>>>>>
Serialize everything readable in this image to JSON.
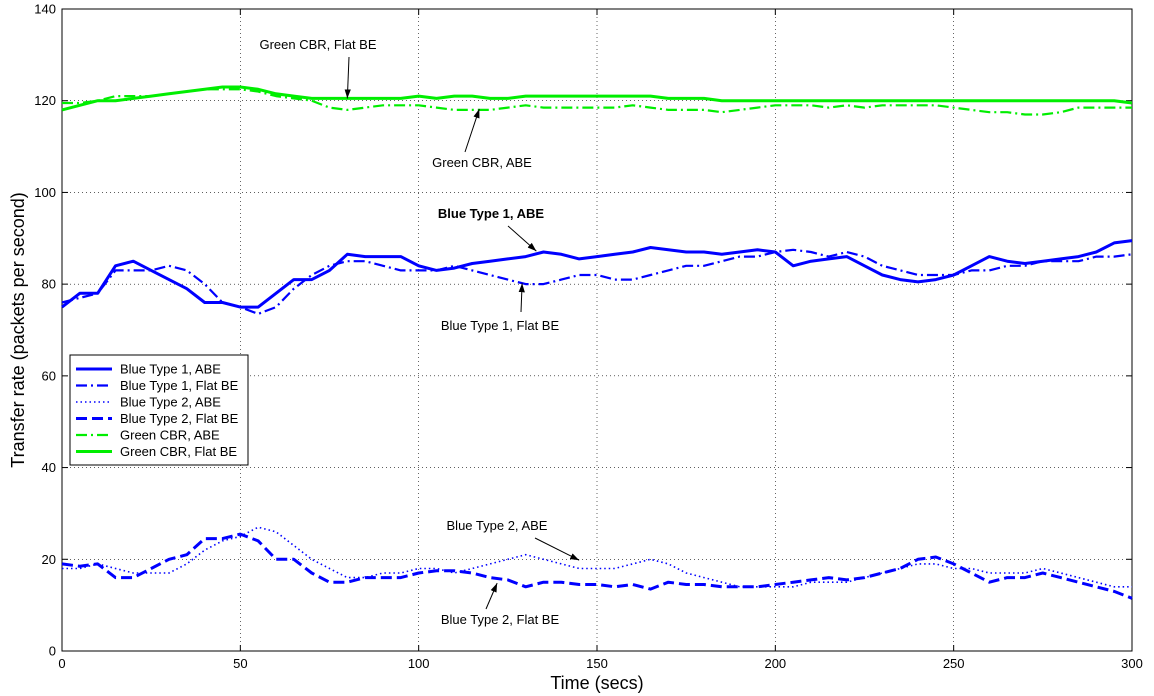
{
  "chart_data": {
    "type": "line",
    "xlabel": "Time (secs)",
    "ylabel": "Transfer rate (packets per second)",
    "xlim": [
      0,
      300
    ],
    "ylim": [
      0,
      140
    ],
    "xticks": [
      0,
      50,
      100,
      150,
      200,
      250,
      300
    ],
    "yticks": [
      0,
      20,
      40,
      60,
      80,
      100,
      120,
      140
    ],
    "grid": true,
    "legend_position": "middle-left",
    "colors": {
      "blue": "#0000ff",
      "green": "#00ee00"
    },
    "series": [
      {
        "name": "Blue Type 1, ABE",
        "color": "#0000ff",
        "style": "solid",
        "x": [
          0,
          5,
          10,
          15,
          20,
          25,
          30,
          35,
          40,
          45,
          50,
          55,
          60,
          65,
          70,
          75,
          80,
          85,
          90,
          95,
          100,
          105,
          110,
          115,
          120,
          125,
          130,
          135,
          140,
          145,
          150,
          155,
          160,
          165,
          170,
          175,
          180,
          185,
          190,
          195,
          200,
          205,
          210,
          215,
          220,
          225,
          230,
          235,
          240,
          245,
          250,
          255,
          260,
          265,
          270,
          275,
          280,
          285,
          290,
          295,
          300
        ],
        "y": [
          75,
          78,
          78,
          84,
          85,
          83,
          81,
          79,
          76,
          76,
          75,
          75,
          78,
          81,
          81,
          83,
          86.5,
          86,
          86,
          86,
          84,
          83,
          83.5,
          84.5,
          85,
          85.5,
          86,
          87,
          86.5,
          85.5,
          86,
          86.5,
          87,
          88,
          87.5,
          87,
          87,
          86.5,
          87,
          87.5,
          87,
          84,
          85,
          85.5,
          86,
          84,
          82,
          81,
          80.5,
          81,
          82,
          84,
          86,
          85,
          84.5,
          85,
          85.5,
          86,
          87,
          89,
          89.5
        ]
      },
      {
        "name": "Blue Type 1, Flat BE",
        "color": "#0000ff",
        "style": "dashdot",
        "x": [
          0,
          5,
          10,
          15,
          20,
          25,
          30,
          35,
          40,
          45,
          50,
          55,
          60,
          65,
          70,
          75,
          80,
          85,
          90,
          95,
          100,
          105,
          110,
          115,
          120,
          125,
          130,
          135,
          140,
          145,
          150,
          155,
          160,
          165,
          170,
          175,
          180,
          185,
          190,
          195,
          200,
          205,
          210,
          215,
          220,
          225,
          230,
          235,
          240,
          245,
          250,
          255,
          260,
          265,
          270,
          275,
          280,
          285,
          290,
          295,
          300
        ],
        "y": [
          76,
          77,
          78,
          83,
          83,
          83,
          84,
          83,
          80,
          76,
          75,
          73.5,
          75,
          79,
          82,
          84,
          85,
          85,
          84,
          83,
          83,
          83,
          84,
          83,
          82,
          81,
          80,
          80,
          81,
          82,
          82,
          81,
          81,
          82,
          83,
          84,
          84,
          85,
          86,
          86,
          87,
          87.5,
          87,
          86,
          87,
          86,
          84,
          83,
          82,
          82,
          82,
          83,
          83,
          84,
          84,
          85,
          85,
          85,
          86,
          86,
          86.5
        ]
      },
      {
        "name": "Blue Type 2, ABE",
        "color": "#0000ff",
        "style": "dotted",
        "x": [
          0,
          5,
          10,
          15,
          20,
          25,
          30,
          35,
          40,
          45,
          50,
          55,
          60,
          65,
          70,
          75,
          80,
          85,
          90,
          95,
          100,
          105,
          110,
          115,
          120,
          125,
          130,
          135,
          140,
          145,
          150,
          155,
          160,
          165,
          170,
          175,
          180,
          185,
          190,
          195,
          200,
          205,
          210,
          215,
          220,
          225,
          230,
          235,
          240,
          245,
          250,
          255,
          260,
          265,
          270,
          275,
          280,
          285,
          290,
          295,
          300
        ],
        "y": [
          18,
          18,
          19,
          18,
          17,
          17,
          17,
          19,
          22,
          24,
          25,
          27,
          26,
          23,
          20,
          18,
          16,
          16,
          17,
          17,
          18,
          18,
          17,
          18,
          19,
          20,
          21,
          20,
          19,
          18,
          18,
          18,
          19,
          20,
          19,
          17,
          16,
          15,
          14,
          14,
          14,
          14,
          15,
          15,
          15,
          16,
          17,
          18,
          19,
          19,
          18,
          18,
          17,
          17,
          17,
          18,
          17,
          16,
          15,
          14,
          14
        ]
      },
      {
        "name": "Blue Type 2, Flat BE",
        "color": "#0000ff",
        "style": "dashed",
        "x": [
          0,
          5,
          10,
          15,
          20,
          25,
          30,
          35,
          40,
          45,
          50,
          55,
          60,
          65,
          70,
          75,
          80,
          85,
          90,
          95,
          100,
          105,
          110,
          115,
          120,
          125,
          130,
          135,
          140,
          145,
          150,
          155,
          160,
          165,
          170,
          175,
          180,
          185,
          190,
          195,
          200,
          205,
          210,
          215,
          220,
          225,
          230,
          235,
          240,
          245,
          250,
          255,
          260,
          265,
          270,
          275,
          280,
          285,
          290,
          295,
          300
        ],
        "y": [
          19,
          18.5,
          19,
          16,
          16,
          18,
          20,
          21,
          24.5,
          24.5,
          25.5,
          24,
          20,
          20,
          17,
          15,
          15,
          16,
          16,
          16,
          17,
          17.5,
          17.5,
          17,
          16,
          15.5,
          14,
          15,
          15,
          14.5,
          14.5,
          14,
          14.5,
          13.5,
          15,
          14.5,
          14.5,
          14,
          14,
          14,
          14.5,
          15,
          15.5,
          16,
          15.5,
          16,
          17,
          18,
          20,
          20.5,
          19,
          17,
          15,
          16,
          16,
          17,
          16,
          15,
          14,
          13,
          11.5
        ]
      },
      {
        "name": "Green CBR, ABE",
        "color": "#00ee00",
        "style": "dashdot",
        "x": [
          0,
          5,
          10,
          15,
          20,
          25,
          30,
          35,
          40,
          45,
          50,
          55,
          60,
          65,
          70,
          75,
          80,
          85,
          90,
          95,
          100,
          105,
          110,
          115,
          120,
          125,
          130,
          135,
          140,
          145,
          150,
          155,
          160,
          165,
          170,
          175,
          180,
          185,
          190,
          195,
          200,
          205,
          210,
          215,
          220,
          225,
          230,
          235,
          240,
          245,
          250,
          255,
          260,
          265,
          270,
          275,
          280,
          285,
          290,
          295,
          300
        ],
        "y": [
          119.5,
          119.5,
          120,
          121,
          121,
          121,
          121.5,
          122,
          122.5,
          122.5,
          122.5,
          122,
          121,
          120.5,
          120,
          118.5,
          118,
          118.5,
          119,
          119,
          119,
          118.5,
          118,
          118,
          118,
          118.5,
          119,
          118.5,
          118.5,
          118.5,
          118.5,
          118.5,
          119,
          118.5,
          118,
          118,
          118,
          117.5,
          118,
          118.5,
          119,
          119,
          119,
          118.5,
          119,
          118.5,
          119,
          119,
          119,
          119,
          118.5,
          118,
          117.5,
          117.5,
          117,
          117,
          117.5,
          118.5,
          118.5,
          118.5,
          118.5
        ]
      },
      {
        "name": "Green CBR, Flat BE",
        "color": "#00ee00",
        "style": "solid",
        "x": [
          0,
          5,
          10,
          15,
          20,
          25,
          30,
          35,
          40,
          45,
          50,
          55,
          60,
          65,
          70,
          75,
          80,
          85,
          90,
          95,
          100,
          105,
          110,
          115,
          120,
          125,
          130,
          135,
          140,
          145,
          150,
          155,
          160,
          165,
          170,
          175,
          180,
          185,
          190,
          195,
          200,
          205,
          210,
          215,
          220,
          225,
          230,
          235,
          240,
          245,
          250,
          255,
          260,
          265,
          270,
          275,
          280,
          285,
          290,
          295,
          300
        ],
        "y": [
          118,
          119,
          120,
          120,
          120.5,
          121,
          121.5,
          122,
          122.5,
          123,
          123,
          122.5,
          121.5,
          121,
          120.5,
          120.5,
          120.5,
          120.5,
          120.5,
          120.5,
          121,
          120.5,
          121,
          121,
          120.5,
          120.5,
          121,
          121,
          121,
          121,
          121,
          121,
          121,
          121,
          120.5,
          120.5,
          120.5,
          120,
          120,
          120,
          120,
          120,
          120,
          120,
          120,
          120,
          120,
          120,
          120,
          120,
          120,
          120,
          120,
          120,
          120,
          120,
          120,
          120,
          120,
          120,
          119.5
        ]
      }
    ],
    "annotations": [
      {
        "id": "ann_green_flat",
        "text": "Green CBR, Flat BE",
        "target": [
          80,
          120.5
        ],
        "bold": false
      },
      {
        "id": "ann_green_abe",
        "text": "Green CBR, ABE",
        "target": [
          117,
          118.2
        ],
        "bold": false
      },
      {
        "id": "ann_blue1_abe",
        "text": "Blue Type 1, ABE",
        "target": [
          133,
          87.2
        ],
        "bold": true
      },
      {
        "id": "ann_blue1_flat",
        "text": "Blue Type 1, Flat BE",
        "target": [
          129,
          80.2
        ],
        "bold": false
      },
      {
        "id": "ann_blue2_abe",
        "text": "Blue Type 2, ABE",
        "target": [
          145,
          19.8
        ],
        "bold": false
      },
      {
        "id": "ann_blue2_flat",
        "text": "Blue Type 2, Flat BE",
        "target": [
          122,
          14.8
        ],
        "bold": false
      }
    ]
  }
}
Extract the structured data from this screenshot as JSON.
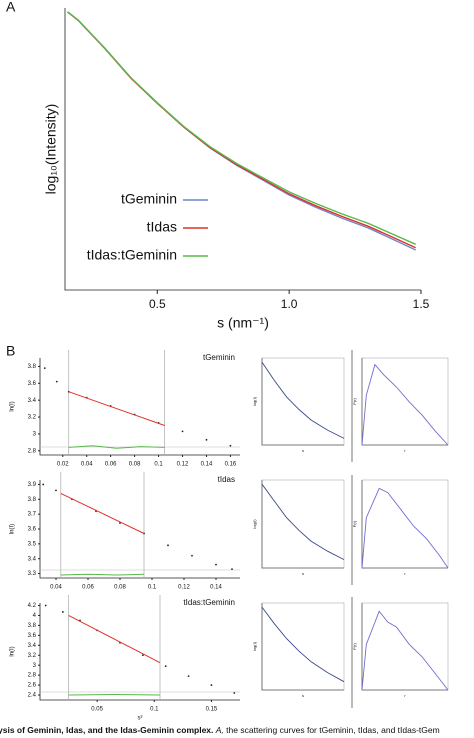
<<<<<
• OBJECTIVE
Gather all lines of the records that include the word "text".

• WRITTEN RESPONSE
        "text": "Green CBR, Flat BE",
        "text": "Green CBR, ABE",
        "text": "Blue Type 1, ABE",
        "text": "Blue Type 1, Flat BE",
        "text": "Blue Type 2, ABE",
        "text": "Blue Type 2, Flat BE",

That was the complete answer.